**Work instructions:**
Copy the full set of lines exactly as given.
--- start Exercise input ---
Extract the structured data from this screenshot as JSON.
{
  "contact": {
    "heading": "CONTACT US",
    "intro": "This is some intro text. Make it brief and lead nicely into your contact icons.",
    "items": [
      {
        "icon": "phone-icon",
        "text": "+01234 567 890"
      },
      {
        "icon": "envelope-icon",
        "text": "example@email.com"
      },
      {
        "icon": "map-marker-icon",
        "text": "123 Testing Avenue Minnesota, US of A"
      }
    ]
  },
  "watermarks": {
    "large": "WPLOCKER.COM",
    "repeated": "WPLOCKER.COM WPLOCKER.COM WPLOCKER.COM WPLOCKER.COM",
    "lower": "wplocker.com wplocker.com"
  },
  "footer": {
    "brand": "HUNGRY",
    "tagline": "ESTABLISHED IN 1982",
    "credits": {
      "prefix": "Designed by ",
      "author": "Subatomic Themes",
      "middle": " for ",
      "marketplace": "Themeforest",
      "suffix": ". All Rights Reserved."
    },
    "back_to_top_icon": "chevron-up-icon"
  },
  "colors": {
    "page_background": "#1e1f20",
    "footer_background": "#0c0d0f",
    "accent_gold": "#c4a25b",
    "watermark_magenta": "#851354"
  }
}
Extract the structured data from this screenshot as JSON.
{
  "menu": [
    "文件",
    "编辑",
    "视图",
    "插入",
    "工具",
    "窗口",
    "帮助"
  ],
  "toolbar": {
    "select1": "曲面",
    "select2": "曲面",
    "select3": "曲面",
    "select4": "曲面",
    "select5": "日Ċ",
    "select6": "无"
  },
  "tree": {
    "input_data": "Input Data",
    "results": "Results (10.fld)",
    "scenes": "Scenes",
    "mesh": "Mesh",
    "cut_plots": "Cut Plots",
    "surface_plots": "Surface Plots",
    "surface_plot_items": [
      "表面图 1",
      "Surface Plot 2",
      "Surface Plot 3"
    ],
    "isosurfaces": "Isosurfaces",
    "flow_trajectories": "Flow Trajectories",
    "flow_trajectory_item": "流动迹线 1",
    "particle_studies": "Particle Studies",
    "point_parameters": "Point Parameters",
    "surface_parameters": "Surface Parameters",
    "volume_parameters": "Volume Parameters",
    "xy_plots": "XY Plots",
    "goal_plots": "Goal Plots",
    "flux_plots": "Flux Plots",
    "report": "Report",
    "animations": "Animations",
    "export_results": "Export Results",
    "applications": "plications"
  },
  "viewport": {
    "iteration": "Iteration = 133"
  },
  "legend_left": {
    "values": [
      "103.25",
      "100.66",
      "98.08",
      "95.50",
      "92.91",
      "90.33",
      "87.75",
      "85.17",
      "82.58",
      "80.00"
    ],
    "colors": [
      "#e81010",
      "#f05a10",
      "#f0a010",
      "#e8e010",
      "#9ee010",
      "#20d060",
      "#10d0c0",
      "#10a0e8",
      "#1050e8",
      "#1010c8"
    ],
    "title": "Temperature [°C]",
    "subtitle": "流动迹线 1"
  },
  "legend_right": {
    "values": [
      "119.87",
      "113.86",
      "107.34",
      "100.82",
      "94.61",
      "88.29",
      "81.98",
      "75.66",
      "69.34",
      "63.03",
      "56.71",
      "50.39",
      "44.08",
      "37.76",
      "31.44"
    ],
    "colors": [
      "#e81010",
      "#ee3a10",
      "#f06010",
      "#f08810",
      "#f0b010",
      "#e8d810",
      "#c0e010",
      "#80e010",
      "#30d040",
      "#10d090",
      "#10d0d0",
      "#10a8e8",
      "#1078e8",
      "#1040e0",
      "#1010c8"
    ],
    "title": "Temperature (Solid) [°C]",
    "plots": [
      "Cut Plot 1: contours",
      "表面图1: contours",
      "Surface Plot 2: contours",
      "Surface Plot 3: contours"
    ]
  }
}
--- end Exercise input ---
**Task response:**
Extract the structured data from this screenshot as JSON.
{
  "contact": {
    "heading": "CONTACT US",
    "intro": "This is some intro text. Make it brief and lead nicely into your contact icons.",
    "items": [
      {
        "icon": "phone-icon",
        "text": "+01234 567 890"
      },
      {
        "icon": "envelope-icon",
        "text": "example@email.com"
      },
      {
        "icon": "map-marker-icon",
        "text": "123 Testing Avenue Minnesota, US of A"
      }
    ]
  },
  "watermarks": {
    "large": "WPLOCKER.COM",
    "repeated": "WPLOCKER.COM WPLOCKER.COM WPLOCKER.COM WPLOCKER.COM",
    "lower": "wplocker.com wplocker.com"
  },
  "footer": {
    "brand": "HUNGRY",
    "tagline": "ESTABLISHED IN 1982",
    "credits": {
      "prefix": "Designed by ",
      "author": "Subatomic Themes",
      "middle": " for ",
      "marketplace": "Themeforest",
      "suffix": ". All Rights Reserved."
    },
    "back_to_top_icon": "chevron-up-icon"
  },
  "colors": {
    "page_background": "#1e1f20",
    "footer_background": "#0c0d0f",
    "accent_gold": "#c4a25b",
    "watermark_magenta": "#851354"
  }
}
Extract the structured data from this screenshot as JSON.
{
  "menu": [
    "文件",
    "编辑",
    "视图",
    "插入",
    "工具",
    "窗口",
    "帮助"
  ],
  "toolbar": {
    "select1": "曲面",
    "select2": "曲面",
    "select3": "曲面",
    "select4": "曲面",
    "select5": "日Ċ",
    "select6": "无"
  },
  "tree": {
    "input_data": "Input Data",
    "results": "Results (10.fld)",
    "scenes": "Scenes",
    "mesh": "Mesh",
    "cut_plots": "Cut Plots",
    "surface_plots": "Surface Plots",
    "surface_plot_items": [
      "表面图 1",
      "Surface Plot 2",
      "Surface Plot 3"
    ],
    "isosurfaces": "Isosurfaces",
    "flow_trajectories": "Flow Trajectories",
    "flow_trajectory_item": "流动迹线 1",
    "particle_studies": "Particle Studies",
    "point_parameters": "Point Parameters",
    "surface_parameters": "Surface Parameters",
    "volume_parameters": "Volume Parameters",
    "xy_plots": "XY Plots",
    "goal_plots": "Goal Plots",
    "flux_plots": "Flux Plots",
    "report": "Report",
    "animations": "Animations",
    "export_results": "Export Results",
    "applications": "plications"
  },
  "viewport": {
    "iteration": "Iteration = 133"
  },
  "legend_left": {
    "values": [
      "103.25",
      "100.66",
      "98.08",
      "95.50",
      "92.91",
      "90.33",
      "87.75",
      "85.17",
      "82.58",
      "80.00"
    ],
    "colors": [
      "#e81010",
      "#f05a10",
      "#f0a010",
      "#e8e010",
      "#9ee010",
      "#20d060",
      "#10d0c0",
      "#10a0e8",
      "#1050e8",
      "#1010c8"
    ],
    "title": "Temperature [°C]",
    "subtitle": "流动迹线 1"
  },
  "legend_right": {
    "values": [
      "119.87",
      "113.86",
      "107.34",
      "100.82",
      "94.61",
      "88.29",
      "81.98",
      "75.66",
      "69.34",
      "63.03",
      "56.71",
      "50.39",
      "44.08",
      "37.76",
      "31.44"
    ],
    "colors": [
      "#e81010",
      "#ee3a10",
      "#f06010",
      "#f08810",
      "#f0b010",
      "#e8d810",
      "#c0e010",
      "#80e010",
      "#30d040",
      "#10d090",
      "#10d0d0",
      "#10a8e8",
      "#1078e8",
      "#1040e0",
      "#1010c8"
    ],
    "title": "Temperature (Solid) [°C]",
    "plots": [
      "Cut Plot 1: contours",
      "表面图1: contours",
      "Surface Plot 2: contours",
      "Surface Plot 3: contours"
    ]
  }
}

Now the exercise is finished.